YOUR INSTRUCTIONS ->
Check each line of the material below for "sono", then copy the ones that contain it.
● ● ● ● ● ● ●
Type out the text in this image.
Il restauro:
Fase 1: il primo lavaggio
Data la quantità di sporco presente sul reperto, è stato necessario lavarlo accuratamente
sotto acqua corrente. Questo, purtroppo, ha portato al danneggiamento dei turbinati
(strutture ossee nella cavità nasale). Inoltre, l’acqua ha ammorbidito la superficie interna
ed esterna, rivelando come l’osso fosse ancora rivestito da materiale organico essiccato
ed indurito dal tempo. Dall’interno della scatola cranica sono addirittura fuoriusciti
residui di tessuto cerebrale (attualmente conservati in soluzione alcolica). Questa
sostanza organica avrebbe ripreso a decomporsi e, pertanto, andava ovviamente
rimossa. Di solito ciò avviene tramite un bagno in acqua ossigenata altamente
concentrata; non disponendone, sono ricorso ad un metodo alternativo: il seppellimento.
● ● ● ● ● ● ●
IN RESPONSE ->
ed indurito dal tempo. Dall’interno della scatola cranica sono addirittura fuoriusciti
concentrata; non disponendone, sono ricorso ad un metodo alternativo: il seppellimento.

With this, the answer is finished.